◆ **WRITTEN REQUEST**: Repeat every record below exactly as it appears.

◆ **DATA FOR THIS TASK**:
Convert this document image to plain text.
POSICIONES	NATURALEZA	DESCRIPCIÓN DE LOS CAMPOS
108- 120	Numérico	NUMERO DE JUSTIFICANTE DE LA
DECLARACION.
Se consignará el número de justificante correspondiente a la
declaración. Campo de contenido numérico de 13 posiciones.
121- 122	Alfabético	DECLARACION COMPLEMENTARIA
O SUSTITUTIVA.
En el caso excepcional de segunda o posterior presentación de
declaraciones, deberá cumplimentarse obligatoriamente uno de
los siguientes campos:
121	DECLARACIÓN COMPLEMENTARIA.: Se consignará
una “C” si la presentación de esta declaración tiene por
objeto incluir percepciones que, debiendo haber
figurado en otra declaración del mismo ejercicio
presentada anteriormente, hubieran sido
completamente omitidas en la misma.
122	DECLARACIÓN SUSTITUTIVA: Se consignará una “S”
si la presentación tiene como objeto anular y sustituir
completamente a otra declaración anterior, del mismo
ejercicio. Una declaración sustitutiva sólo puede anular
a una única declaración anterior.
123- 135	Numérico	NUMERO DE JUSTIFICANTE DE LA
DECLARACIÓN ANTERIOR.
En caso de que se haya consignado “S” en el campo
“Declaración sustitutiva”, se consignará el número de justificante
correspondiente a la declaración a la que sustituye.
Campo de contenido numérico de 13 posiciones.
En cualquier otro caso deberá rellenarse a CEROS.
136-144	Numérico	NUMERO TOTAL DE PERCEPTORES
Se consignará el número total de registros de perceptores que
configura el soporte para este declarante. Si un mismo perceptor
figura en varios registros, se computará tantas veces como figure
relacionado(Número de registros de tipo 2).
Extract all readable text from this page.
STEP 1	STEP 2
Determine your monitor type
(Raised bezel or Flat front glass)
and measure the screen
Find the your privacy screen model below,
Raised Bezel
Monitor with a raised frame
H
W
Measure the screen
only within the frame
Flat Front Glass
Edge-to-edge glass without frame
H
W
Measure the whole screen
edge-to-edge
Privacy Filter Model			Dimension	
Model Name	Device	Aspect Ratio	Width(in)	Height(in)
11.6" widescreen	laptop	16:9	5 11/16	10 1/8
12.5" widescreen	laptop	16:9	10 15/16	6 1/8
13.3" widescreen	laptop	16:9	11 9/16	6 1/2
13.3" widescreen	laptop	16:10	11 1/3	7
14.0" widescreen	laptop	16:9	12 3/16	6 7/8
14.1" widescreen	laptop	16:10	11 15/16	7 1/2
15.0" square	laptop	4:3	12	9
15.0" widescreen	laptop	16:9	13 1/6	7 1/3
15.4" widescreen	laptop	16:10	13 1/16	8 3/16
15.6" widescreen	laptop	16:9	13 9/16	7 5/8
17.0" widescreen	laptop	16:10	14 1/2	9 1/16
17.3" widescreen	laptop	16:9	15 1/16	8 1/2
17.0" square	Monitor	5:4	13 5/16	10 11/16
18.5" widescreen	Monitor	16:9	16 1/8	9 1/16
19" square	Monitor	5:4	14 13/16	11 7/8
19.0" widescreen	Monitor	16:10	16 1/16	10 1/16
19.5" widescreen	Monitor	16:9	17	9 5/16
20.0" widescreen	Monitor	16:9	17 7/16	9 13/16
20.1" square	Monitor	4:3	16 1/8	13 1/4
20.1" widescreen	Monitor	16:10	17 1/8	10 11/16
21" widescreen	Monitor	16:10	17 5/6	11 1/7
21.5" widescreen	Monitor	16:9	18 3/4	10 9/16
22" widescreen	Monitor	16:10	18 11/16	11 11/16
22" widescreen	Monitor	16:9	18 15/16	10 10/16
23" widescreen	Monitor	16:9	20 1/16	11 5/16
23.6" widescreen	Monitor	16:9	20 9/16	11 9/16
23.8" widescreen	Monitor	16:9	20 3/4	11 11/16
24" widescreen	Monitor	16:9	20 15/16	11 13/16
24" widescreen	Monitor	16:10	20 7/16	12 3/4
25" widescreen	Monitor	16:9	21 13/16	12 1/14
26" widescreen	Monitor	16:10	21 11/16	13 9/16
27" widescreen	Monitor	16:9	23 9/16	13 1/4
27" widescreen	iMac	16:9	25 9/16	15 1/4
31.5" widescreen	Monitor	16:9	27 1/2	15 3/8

◆ **EXERCISE RESULT**:
Convert this document image to plain text.
POSICIONES	NATURALEZA	DESCRIPCIÓN DE LOS CAMPOS
108- 120	Numérico	NUMERO DE JUSTIFICANTE DE LA
DECLARACION.
Se consignará el número de justificante correspondiente a la
declaración. Campo de contenido numérico de 13 posiciones.
121- 122	Alfabético	DECLARACION COMPLEMENTARIA
O SUSTITUTIVA.
En el caso excepcional de segunda o posterior presentación de
declaraciones, deberá cumplimentarse obligatoriamente uno de
los siguientes campos:
121	DECLARACIÓN COMPLEMENTARIA.: Se consignará
una “C” si la presentación de esta declaración tiene por
objeto incluir percepciones que, debiendo haber
figurado en otra declaración del mismo ejercicio
presentada anteriormente, hubieran sido
completamente omitidas en la misma.
122	DECLARACIÓN SUSTITUTIVA: Se consignará una “S”
si la presentación tiene como objeto anular y sustituir
completamente a otra declaración anterior, del mismo
ejercicio. Una declaración sustitutiva sólo puede anular
a una única declaración anterior.
123- 135	Numérico	NUMERO DE JUSTIFICANTE DE LA
DECLARACIÓN ANTERIOR.
En caso de que se haya consignado “S” en el campo
“Declaración sustitutiva”, se consignará el número de justificante
correspondiente a la declaración a la que sustituye.
Campo de contenido numérico de 13 posiciones.
En cualquier otro caso deberá rellenarse a CEROS.
136-144	Numérico	NUMERO TOTAL DE PERCEPTORES
Se consignará el número total de registros de perceptores que
configura el soporte para este declarante. Si un mismo perceptor
figura en varios registros, se computará tantas veces como figure
relacionado(Número de registros de tipo 2).
Extract all readable text from this page.
STEP 1	STEP 2
Determine your monitor type
(Raised bezel or Flat front glass)
and measure the screen
Find the your privacy screen model below,
Raised Bezel
Monitor with a raised frame
H
W
Measure the screen
only within the frame
Flat Front Glass
Edge-to-edge glass without frame
H
W
Measure the whole screen
edge-to-edge
Privacy Filter Model			Dimension	
Model Name	Device	Aspect Ratio	Width(in)	Height(in)
11.6" widescreen	laptop	16:9	5 11/16	10 1/8
12.5" widescreen	laptop	16:9	10 15/16	6 1/8
13.3" widescreen	laptop	16:9	11 9/16	6 1/2
13.3" widescreen	laptop	16:10	11 1/3	7
14.0" widescreen	laptop	16:9	12 3/16	6 7/8
14.1" widescreen	laptop	16:10	11 15/16	7 1/2
15.0" square	laptop	4:3	12	9
15.0" widescreen	laptop	16:9	13 1/6	7 1/3
15.4" widescreen	laptop	16:10	13 1/16	8 3/16
15.6" widescreen	laptop	16:9	13 9/16	7 5/8
17.0" widescreen	laptop	16:10	14 1/2	9 1/16
17.3" widescreen	laptop	16:9	15 1/16	8 1/2
17.0" square	Monitor	5:4	13 5/16	10 11/16
18.5" widescreen	Monitor	16:9	16 1/8	9 1/16
19" square	Monitor	5:4	14 13/16	11 7/8
19.0" widescreen	Monitor	16:10	16 1/16	10 1/16
19.5" widescreen	Monitor	16:9	17	9 5/16
20.0" widescreen	Monitor	16:9	17 7/16	9 13/16
20.1" square	Monitor	4:3	16 1/8	13 1/4
20.1" widescreen	Monitor	16:10	17 1/8	10 11/16
21" widescreen	Monitor	16:10	17 5/6	11 1/7
21.5" widescreen	Monitor	16:9	18 3/4	10 9/16
22" widescreen	Monitor	16:10	18 11/16	11 11/16
22" widescreen	Monitor	16:9	18 15/16	10 10/16
23" widescreen	Monitor	16:9	20 1/16	11 5/16
23.6" widescreen	Monitor	16:9	20 9/16	11 9/16
23.8" widescreen	Monitor	16:9	20 3/4	11 11/16
24" widescreen	Monitor	16:9	20 15/16	11 13/16
24" widescreen	Monitor	16:10	20 7/16	12 3/4
25" widescreen	Monitor	16:9	21 13/16	12 1/14
26" widescreen	Monitor	16:10	21 11/16	13 9/16
27" widescreen	Monitor	16:9	23 9/16	13 1/4
27" widescreen	iMac	16:9	25 9/16	15 1/4
31.5" widescreen	Monitor	16:9	27 1/2	15 3/8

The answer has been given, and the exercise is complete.